══ DATA FOR REVIEW ══

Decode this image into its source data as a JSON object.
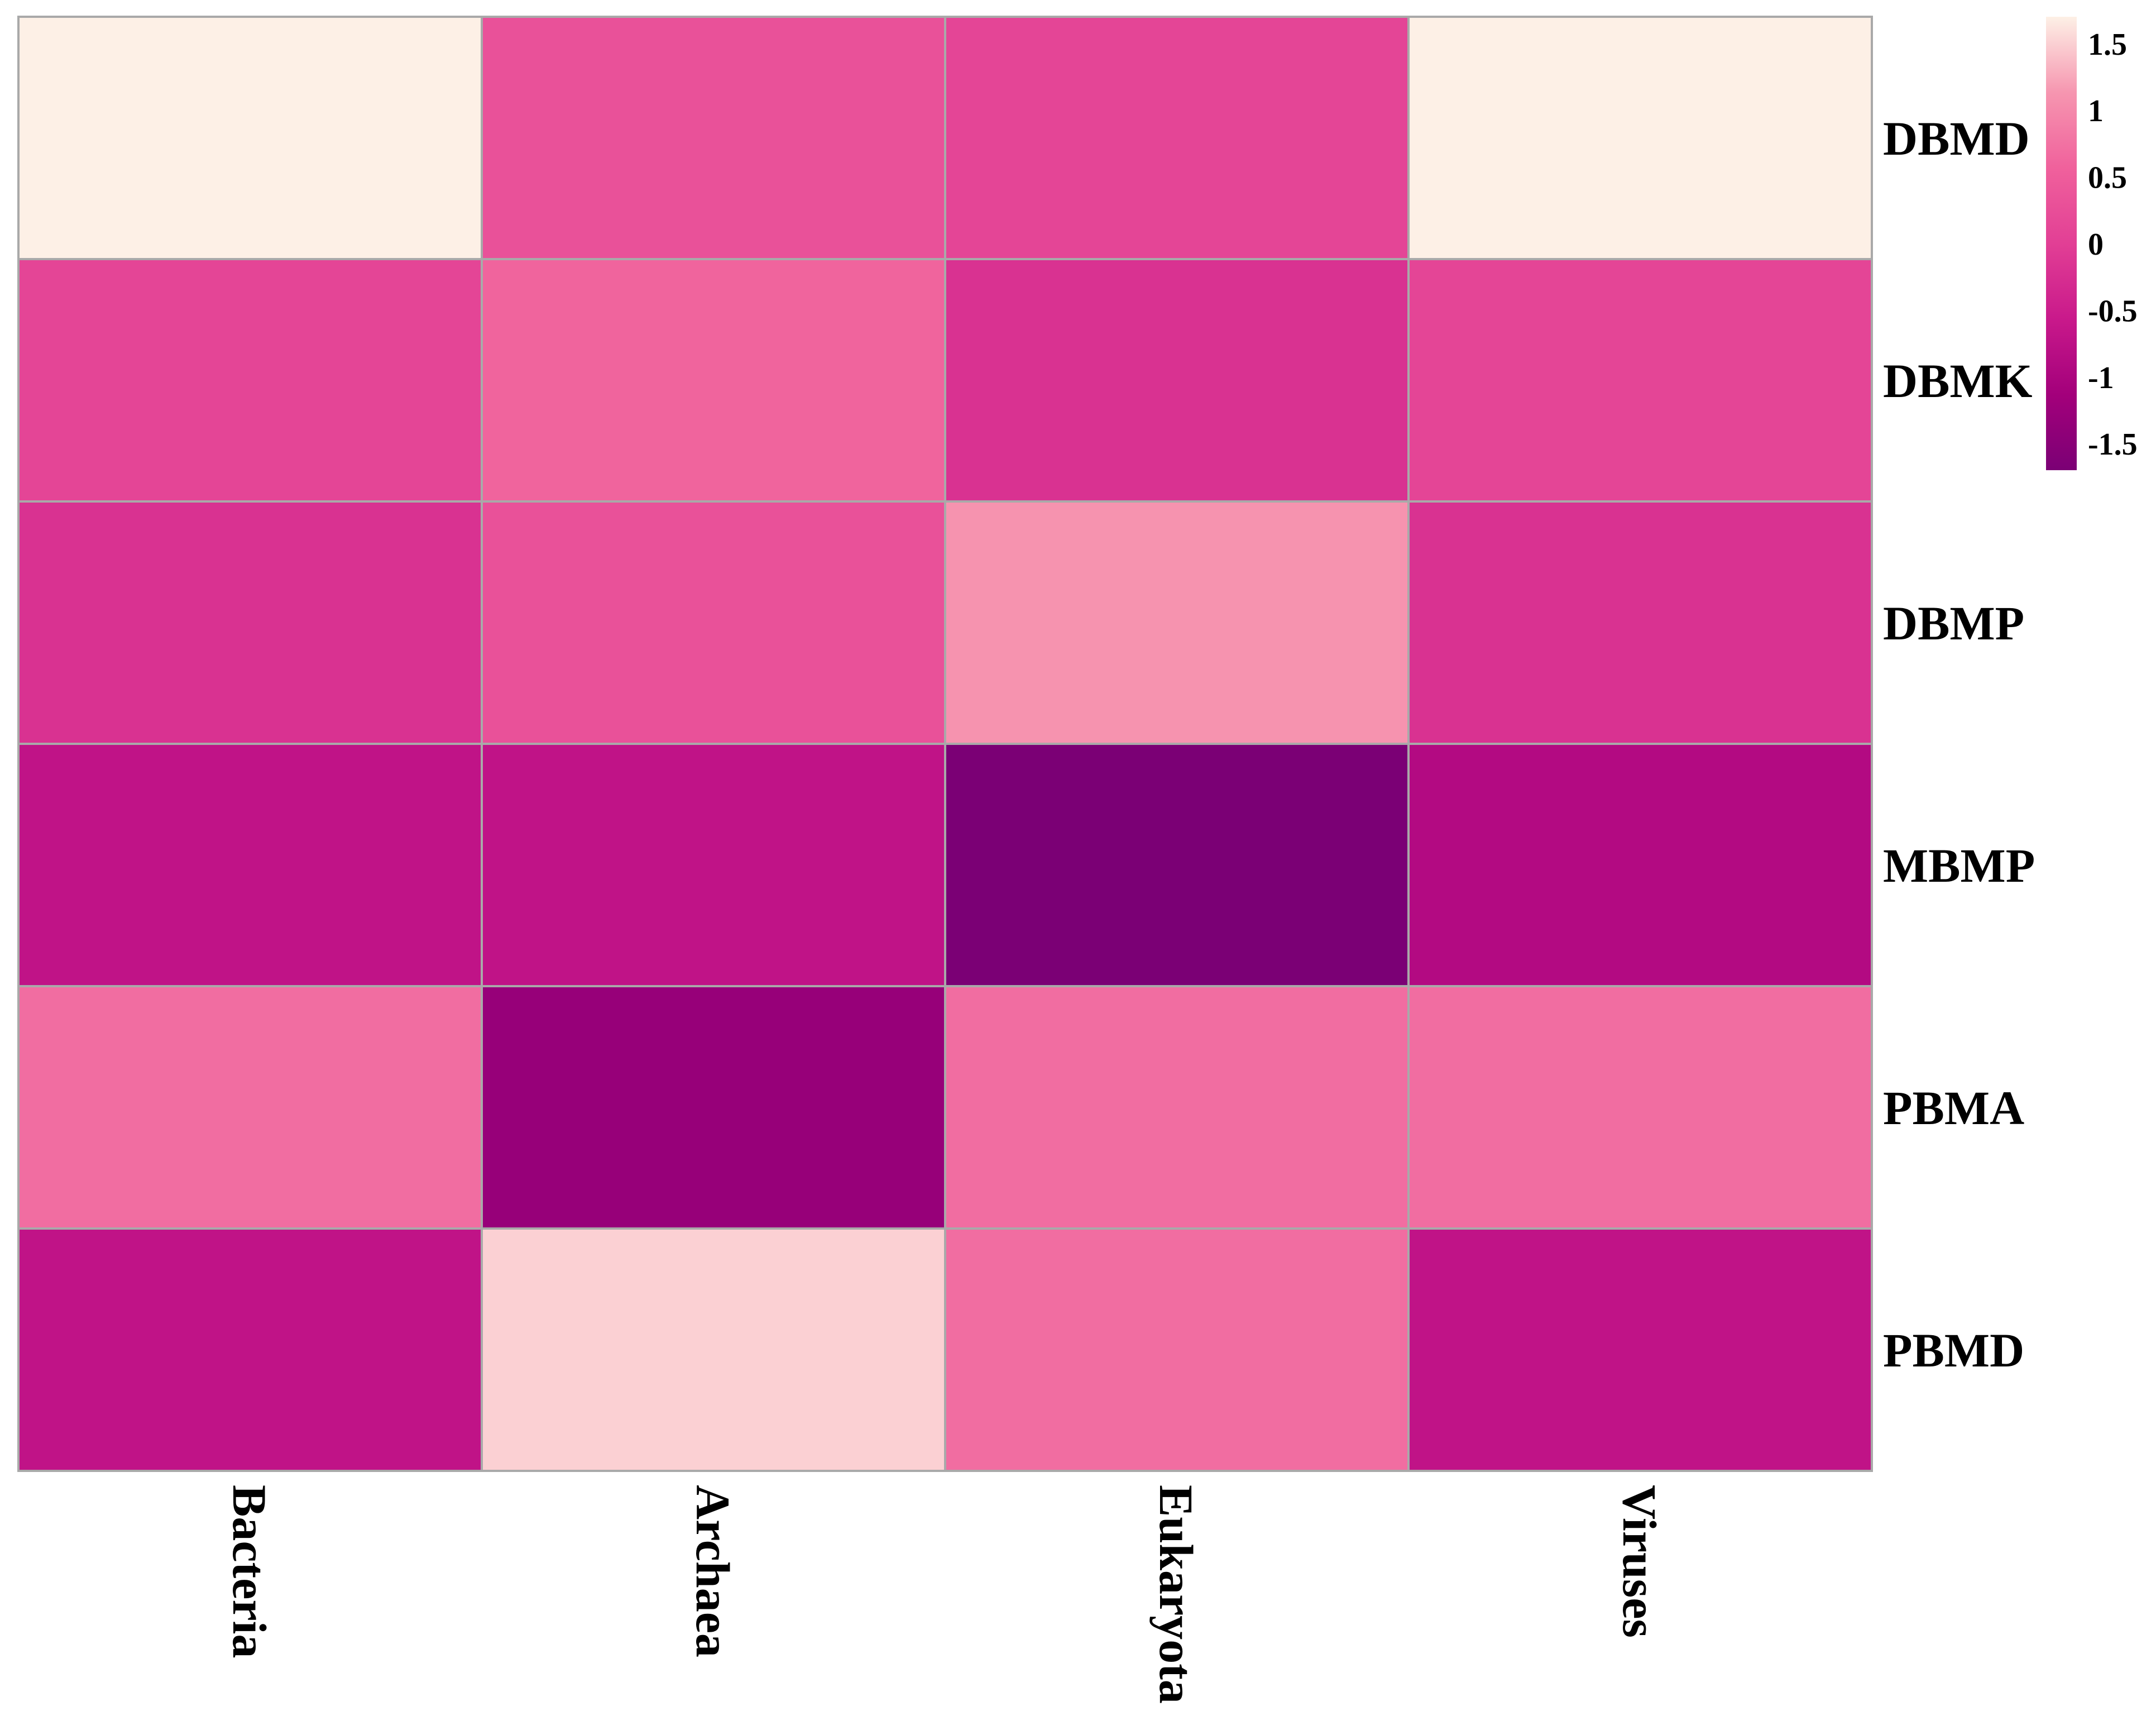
{
  "chart_data": {
    "type": "heatmap",
    "title": "",
    "xlabel": "",
    "ylabel": "",
    "rows": [
      "DBMD",
      "DBMK",
      "DBMP",
      "MBMP",
      "PBMA",
      "PBMD"
    ],
    "columns": [
      "Bacteria",
      "Archaea",
      "Eukaryota",
      "Viruses"
    ],
    "values": [
      [
        1.7,
        0.3,
        0.1,
        1.7
      ],
      [
        0.1,
        0.6,
        -0.2,
        0.1
      ],
      [
        -0.2,
        0.3,
        1.1,
        -0.2
      ],
      [
        -0.7,
        -0.7,
        -1.7,
        -0.9
      ],
      [
        0.7,
        -1.3,
        0.7,
        0.7
      ],
      [
        -0.7,
        1.5,
        0.7,
        -0.7
      ]
    ],
    "colorbar": {
      "range": [
        -1.7,
        1.7
      ],
      "ticks": [
        "1.5",
        "1",
        "0.5",
        "0",
        "-0.5",
        "-1",
        "-1.5"
      ],
      "tick_values": [
        1.5,
        1,
        0.5,
        0,
        -0.5,
        -1,
        -1.5
      ],
      "colors": [
        "#7b0075",
        "#a3007b",
        "#c9198b",
        "#e23f95",
        "#f0619c",
        "#f696b0",
        "#fdf0e6"
      ],
      "position": "top-right"
    },
    "grid": true
  }
}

═══

* **TASK PROMPT**:
Using the records above, output their complete text exactly, minus any images.

* **THE ANSWER**:
Decode this image into its source data as a JSON object.
{
  "chart_data": {
    "type": "heatmap",
    "title": "",
    "xlabel": "",
    "ylabel": "",
    "rows": [
      "DBMD",
      "DBMK",
      "DBMP",
      "MBMP",
      "PBMA",
      "PBMD"
    ],
    "columns": [
      "Bacteria",
      "Archaea",
      "Eukaryota",
      "Viruses"
    ],
    "values": [
      [
        1.7,
        0.3,
        0.1,
        1.7
      ],
      [
        0.1,
        0.6,
        -0.2,
        0.1
      ],
      [
        -0.2,
        0.3,
        1.1,
        -0.2
      ],
      [
        -0.7,
        -0.7,
        -1.7,
        -0.9
      ],
      [
        0.7,
        -1.3,
        0.7,
        0.7
      ],
      [
        -0.7,
        1.5,
        0.7,
        -0.7
      ]
    ],
    "colorbar": {
      "range": [
        -1.7,
        1.7
      ],
      "ticks": [
        "1.5",
        "1",
        "0.5",
        "0",
        "-0.5",
        "-1",
        "-1.5"
      ],
      "tick_values": [
        1.5,
        1,
        0.5,
        0,
        -0.5,
        -1,
        -1.5
      ],
      "colors": [
        "#7b0075",
        "#a3007b",
        "#c9198b",
        "#e23f95",
        "#f0619c",
        "#f696b0",
        "#fdf0e6"
      ],
      "position": "top-right"
    },
    "grid": true
  }
}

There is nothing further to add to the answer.